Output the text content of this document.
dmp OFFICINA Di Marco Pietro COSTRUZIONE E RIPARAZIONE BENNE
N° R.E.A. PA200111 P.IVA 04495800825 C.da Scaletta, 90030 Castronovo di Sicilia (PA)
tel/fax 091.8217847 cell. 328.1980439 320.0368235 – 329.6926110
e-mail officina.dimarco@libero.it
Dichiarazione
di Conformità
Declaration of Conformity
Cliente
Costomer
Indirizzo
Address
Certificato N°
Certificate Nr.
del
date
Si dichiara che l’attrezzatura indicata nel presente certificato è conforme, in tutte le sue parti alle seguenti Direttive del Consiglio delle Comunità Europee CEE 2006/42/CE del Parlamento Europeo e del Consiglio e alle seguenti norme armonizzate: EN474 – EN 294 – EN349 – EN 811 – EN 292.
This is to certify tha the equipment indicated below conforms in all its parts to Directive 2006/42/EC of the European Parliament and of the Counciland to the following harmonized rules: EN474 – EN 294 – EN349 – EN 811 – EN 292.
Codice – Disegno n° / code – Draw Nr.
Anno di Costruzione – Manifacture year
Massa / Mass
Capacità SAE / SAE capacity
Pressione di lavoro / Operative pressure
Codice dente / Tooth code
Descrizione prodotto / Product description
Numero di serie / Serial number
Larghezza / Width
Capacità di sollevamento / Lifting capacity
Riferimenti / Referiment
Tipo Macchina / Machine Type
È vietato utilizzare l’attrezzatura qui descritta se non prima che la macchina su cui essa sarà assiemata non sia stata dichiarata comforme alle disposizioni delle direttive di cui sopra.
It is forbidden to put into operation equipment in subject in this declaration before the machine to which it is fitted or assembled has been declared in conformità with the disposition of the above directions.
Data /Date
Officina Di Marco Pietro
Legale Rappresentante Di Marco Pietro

## Stated problem:
Reproduce each line holding the word "capacity".

## Final result:
Capacità SAE / SAE capacity
Capacità di sollevamento / Lifting capacity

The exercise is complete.